**Document:**
-- Begin --
- Born: 1919 Winnipeg, Manitoba, Canada
- Died: 7 September 2013 (aged 93–94)
- Awards: Patterson Medal (1972)

Academic background
- Education: University of Michigan McMaster University

Academic work
- Discipline: climatology meteorology
- Institutions: International Institute of Applied Systems Analysis University of Toronto
- Notable works: Global Environmental Change

= R. E. Munn =

Canadian climatologist and meteorologist (1919–2013)

Robert Edward Munn (1919 – 7 September 2013) was a Canadian climatologist and meteorologist.

==Early life and education==
Munn was born in Winnipeg, Manitoba, and was a grandson of Stuart Jenkins, a well-known writer in the 1890s for Scientific American. Jenkins' frequent lectures about natural sciences helped develop Munn's interest in the inductive sciences, which he studied at McMaster University.

==Career==

Upon graduation in 1941, Munn became a weather forecaster, spending 1943 to 1949 in Gander, Newfoundland where he briefed RAF Ferry Command and other wartime pilots on their way to Britain.
-- End --
**Written instruction:**
Write the next part of the R. E. Munn biography, starting right after its last sentence.

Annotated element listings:
-- Begin --
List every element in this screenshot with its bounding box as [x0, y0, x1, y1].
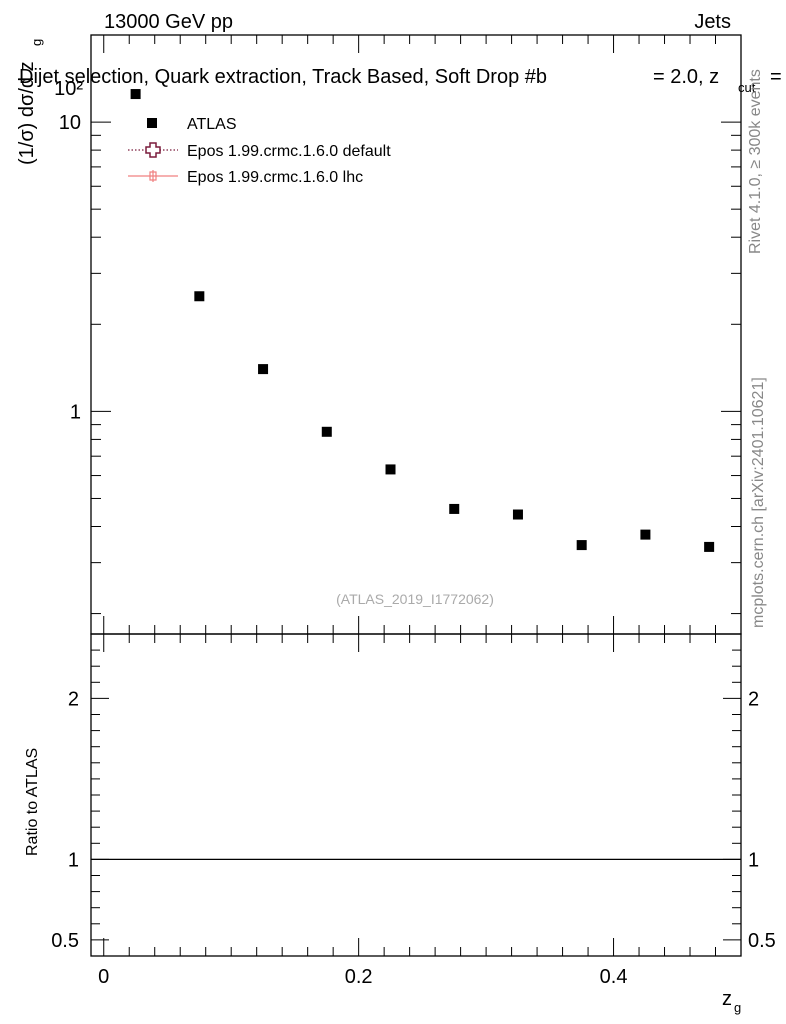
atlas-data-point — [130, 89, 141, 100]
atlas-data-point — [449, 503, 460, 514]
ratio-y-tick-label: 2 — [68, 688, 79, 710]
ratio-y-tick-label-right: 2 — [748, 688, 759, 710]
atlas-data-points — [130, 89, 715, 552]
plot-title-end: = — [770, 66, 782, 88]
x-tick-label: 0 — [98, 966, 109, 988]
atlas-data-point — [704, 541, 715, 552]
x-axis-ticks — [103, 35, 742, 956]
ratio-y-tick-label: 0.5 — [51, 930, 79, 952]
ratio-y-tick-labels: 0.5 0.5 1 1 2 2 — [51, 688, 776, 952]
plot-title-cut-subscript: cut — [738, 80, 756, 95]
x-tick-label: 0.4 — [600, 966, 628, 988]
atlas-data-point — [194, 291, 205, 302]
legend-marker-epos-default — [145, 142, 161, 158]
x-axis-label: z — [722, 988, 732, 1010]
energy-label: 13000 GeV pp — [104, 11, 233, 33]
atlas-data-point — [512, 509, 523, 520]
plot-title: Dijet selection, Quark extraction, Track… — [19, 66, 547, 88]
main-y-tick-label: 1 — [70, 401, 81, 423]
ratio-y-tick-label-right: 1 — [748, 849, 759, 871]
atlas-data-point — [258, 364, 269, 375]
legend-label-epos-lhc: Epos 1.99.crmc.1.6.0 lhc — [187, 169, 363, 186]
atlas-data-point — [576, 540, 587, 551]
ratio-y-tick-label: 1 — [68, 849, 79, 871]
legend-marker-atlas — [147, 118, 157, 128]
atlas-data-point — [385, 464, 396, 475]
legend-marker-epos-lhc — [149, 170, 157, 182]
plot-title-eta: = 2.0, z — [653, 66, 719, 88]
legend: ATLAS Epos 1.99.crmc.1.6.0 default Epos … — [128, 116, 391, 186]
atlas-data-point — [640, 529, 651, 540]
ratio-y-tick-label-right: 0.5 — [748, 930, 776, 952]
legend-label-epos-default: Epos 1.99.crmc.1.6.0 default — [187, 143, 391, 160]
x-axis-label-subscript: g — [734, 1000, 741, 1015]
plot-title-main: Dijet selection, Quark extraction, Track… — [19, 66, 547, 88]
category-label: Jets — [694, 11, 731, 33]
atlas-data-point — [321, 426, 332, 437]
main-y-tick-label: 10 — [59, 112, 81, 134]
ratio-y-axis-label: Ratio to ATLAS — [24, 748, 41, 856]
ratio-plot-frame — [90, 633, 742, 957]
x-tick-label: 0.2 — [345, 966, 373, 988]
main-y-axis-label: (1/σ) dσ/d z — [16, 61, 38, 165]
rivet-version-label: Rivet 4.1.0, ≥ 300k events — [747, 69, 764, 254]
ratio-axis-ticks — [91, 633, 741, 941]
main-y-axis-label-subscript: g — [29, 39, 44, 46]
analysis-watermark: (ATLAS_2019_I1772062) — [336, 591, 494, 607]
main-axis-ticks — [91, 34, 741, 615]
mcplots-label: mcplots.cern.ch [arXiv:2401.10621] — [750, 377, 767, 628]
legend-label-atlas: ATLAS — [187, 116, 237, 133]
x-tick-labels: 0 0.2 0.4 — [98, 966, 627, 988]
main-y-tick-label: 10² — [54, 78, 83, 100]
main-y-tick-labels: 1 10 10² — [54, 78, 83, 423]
-- End --
**Result of the exercise:**
In the late 1950s, Ted registered as a PhD student at the University of Michigan. At the time of his graduation in the early 1960s, he was the only Canadian meteorologist with training in air pollution. He served as president of the Canadian Branch of the Royal Meteorological Society, 1964–66, and on several international committees, including WMO and ICSU. He spent a winter in Stockholm working with Bert Bolin on the acid rain issue, and for 17 years he was editor-in-chief of the SCOPE series of 60 books relating to interdisciplinary environmental topics.

In 1983, he was appointed head of the environmental group at the International Institute of Applied Systems Analysis in Austria. Then in 1990, he returned to the University of Toronto, to the Institute of Environmental Studies, where he taught a course on Global Environment Change, and edited a five-volume encyclopedia, Global Environmental Change (John Wiley, UK.) Each volume is about 750 pages in length.

Munn was the founder of the Journal Boundary Layer Meteorology.

Munn was elected a Fellow of the Royal Society of Canada in 1985 and published several books and many scientific articles on environmental topics.

==Publications==
- Ted Munn (2002). "The Encyclopedia of Global Environmental Change"
- Ted Munn (1973). "Global Environmental Monitoring Systems (GEMS): Action Plan for Phase I"
- R.E. Munn (1996). "Policy Making in an Era of Global Environmental Change"
- R. E. Munn (1996). "Boundary-Layer Meteorology 25th Anniversary Volume, 1970–1995: Invited Reviews and Selected Contributions to Recognise Ted Munn's Contribution as Editor Over the Past 25 Years"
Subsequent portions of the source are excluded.